Give all the lines below again, exactly, with no pictures.

──────── PROVIDED ENTRIES

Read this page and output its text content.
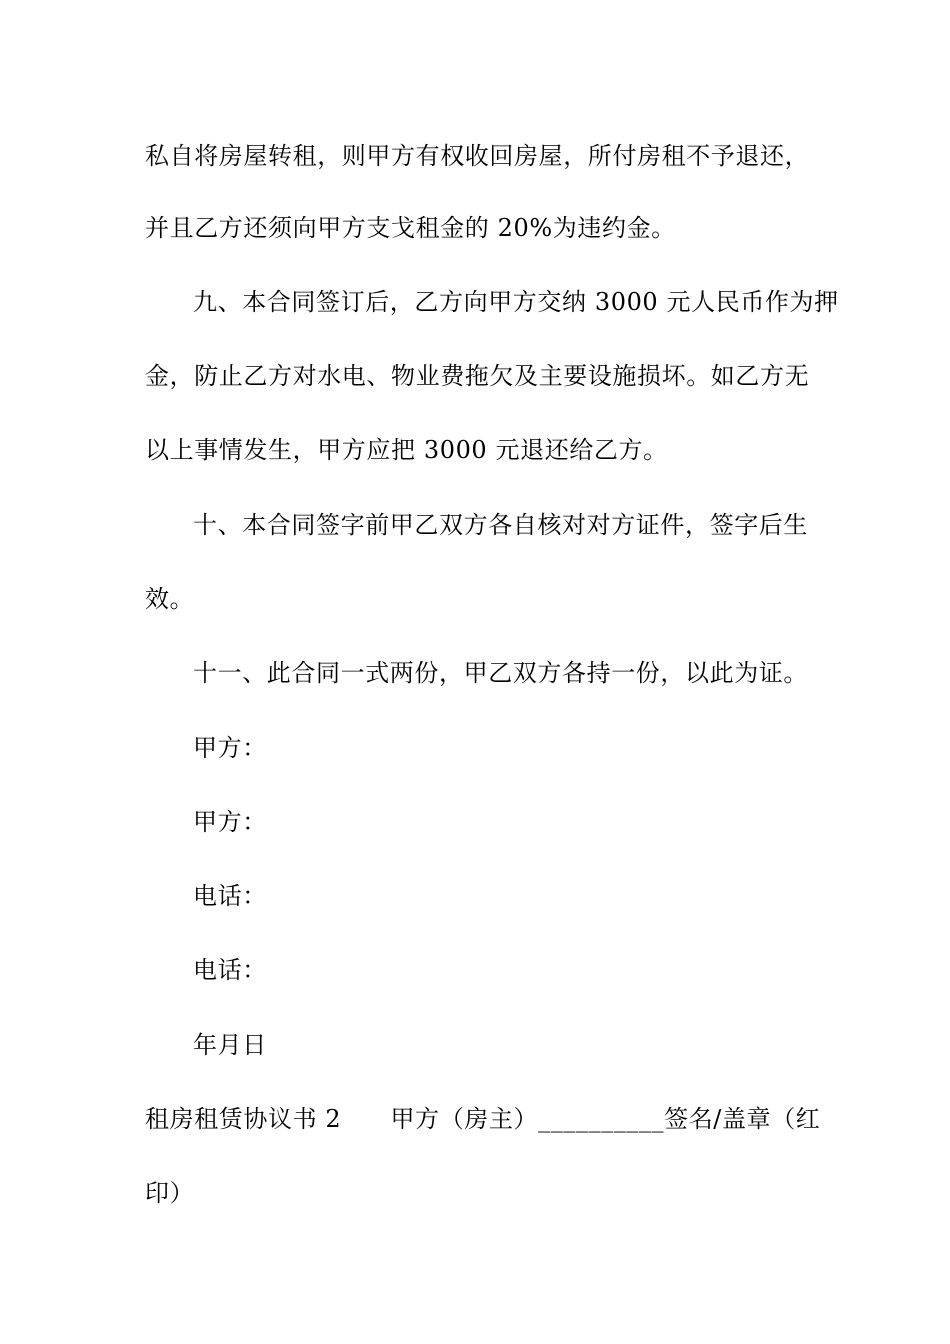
私自将房屋转租，则甲方有权收回房屋，所付房租不予退还，
并且乙方还须向甲方支戈租金的 20%为违约金。
九、本合同签订后，乙方向甲方交纳 3000 元人民币作为押
金，防止乙方对水电、物业费拖欠及主要设施损坏。如乙方无
以上事情发生，甲方应把 3000 元退还给乙方。
十、本合同签字前甲乙双方各自核对对方证件，签字后生
效。
十一、此合同一式两份，甲乙双方各持一份，以此为证。
甲方：
甲方：
电话：
电话：
年月日
租房租赁协议书 2　　甲方（房主）__________签名/盖章（红
印）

────────────────

▶ _RESULT_:
Read this page and output its text content.
私自将房屋转租，则甲方有权收回房屋，所付房租不予退还，
并且乙方还须向甲方支戈租金的 20%为违约金。
九、本合同签订后，乙方向甲方交纳 3000 元人民币作为押
金，防止乙方对水电、物业费拖欠及主要设施损坏。如乙方无
以上事情发生，甲方应把 3000 元退还给乙方。
十、本合同签字前甲乙双方各自核对对方证件，签字后生
效。
十一、此合同一式两份，甲乙双方各持一份，以此为证。
甲方：
甲方：
电话：
电话：
年月日
租房租赁协议书 2　　甲方（房主）__________签名/盖章（红
印）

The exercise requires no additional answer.